## Directions
Extract each line of the data below exactly as written.

*** Stored records ***

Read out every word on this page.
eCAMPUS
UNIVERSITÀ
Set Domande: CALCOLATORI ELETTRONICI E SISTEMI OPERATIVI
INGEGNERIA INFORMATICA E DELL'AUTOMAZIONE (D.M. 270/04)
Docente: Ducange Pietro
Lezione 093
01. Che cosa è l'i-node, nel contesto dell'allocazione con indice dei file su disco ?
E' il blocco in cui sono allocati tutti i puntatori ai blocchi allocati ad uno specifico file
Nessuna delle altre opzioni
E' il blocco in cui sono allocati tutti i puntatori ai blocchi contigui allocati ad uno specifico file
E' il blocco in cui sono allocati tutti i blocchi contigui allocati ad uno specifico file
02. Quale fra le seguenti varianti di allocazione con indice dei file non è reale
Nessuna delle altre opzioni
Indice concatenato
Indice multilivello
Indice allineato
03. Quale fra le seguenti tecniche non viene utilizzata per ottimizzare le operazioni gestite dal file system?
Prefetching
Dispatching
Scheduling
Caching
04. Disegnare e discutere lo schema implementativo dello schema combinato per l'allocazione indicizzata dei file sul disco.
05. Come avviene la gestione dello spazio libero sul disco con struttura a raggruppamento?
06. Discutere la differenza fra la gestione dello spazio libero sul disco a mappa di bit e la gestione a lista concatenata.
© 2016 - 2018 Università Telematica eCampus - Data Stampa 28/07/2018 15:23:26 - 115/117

***

## Full answer
Read out every word on this page.
eCAMPUS
UNIVERSITÀ
Set Domande: CALCOLATORI ELETTRONICI E SISTEMI OPERATIVI
INGEGNERIA INFORMATICA E DELL'AUTOMAZIONE (D.M. 270/04)
Docente: Ducange Pietro
Lezione 093
01. Che cosa è l'i-node, nel contesto dell'allocazione con indice dei file su disco ?
E' il blocco in cui sono allocati tutti i puntatori ai blocchi allocati ad uno specifico file
Nessuna delle altre opzioni
E' il blocco in cui sono allocati tutti i puntatori ai blocchi contigui allocati ad uno specifico file
E' il blocco in cui sono allocati tutti i blocchi contigui allocati ad uno specifico file
02. Quale fra le seguenti varianti di allocazione con indice dei file non è reale
Nessuna delle altre opzioni
Indice concatenato
Indice multilivello
Indice allineato
03. Quale fra le seguenti tecniche non viene utilizzata per ottimizzare le operazioni gestite dal file system?
Prefetching
Dispatching
Scheduling
Caching
04. Disegnare e discutere lo schema implementativo dello schema combinato per l'allocazione indicizzata dei file sul disco.
05. Come avviene la gestione dello spazio libero sul disco con struttura a raggruppamento?
06. Discutere la differenza fra la gestione dello spazio libero sul disco a mappa di bit e la gestione a lista concatenata.
© 2016 - 2018 Università Telematica eCampus - Data Stampa 28/07/2018 15:23:26 - 115/117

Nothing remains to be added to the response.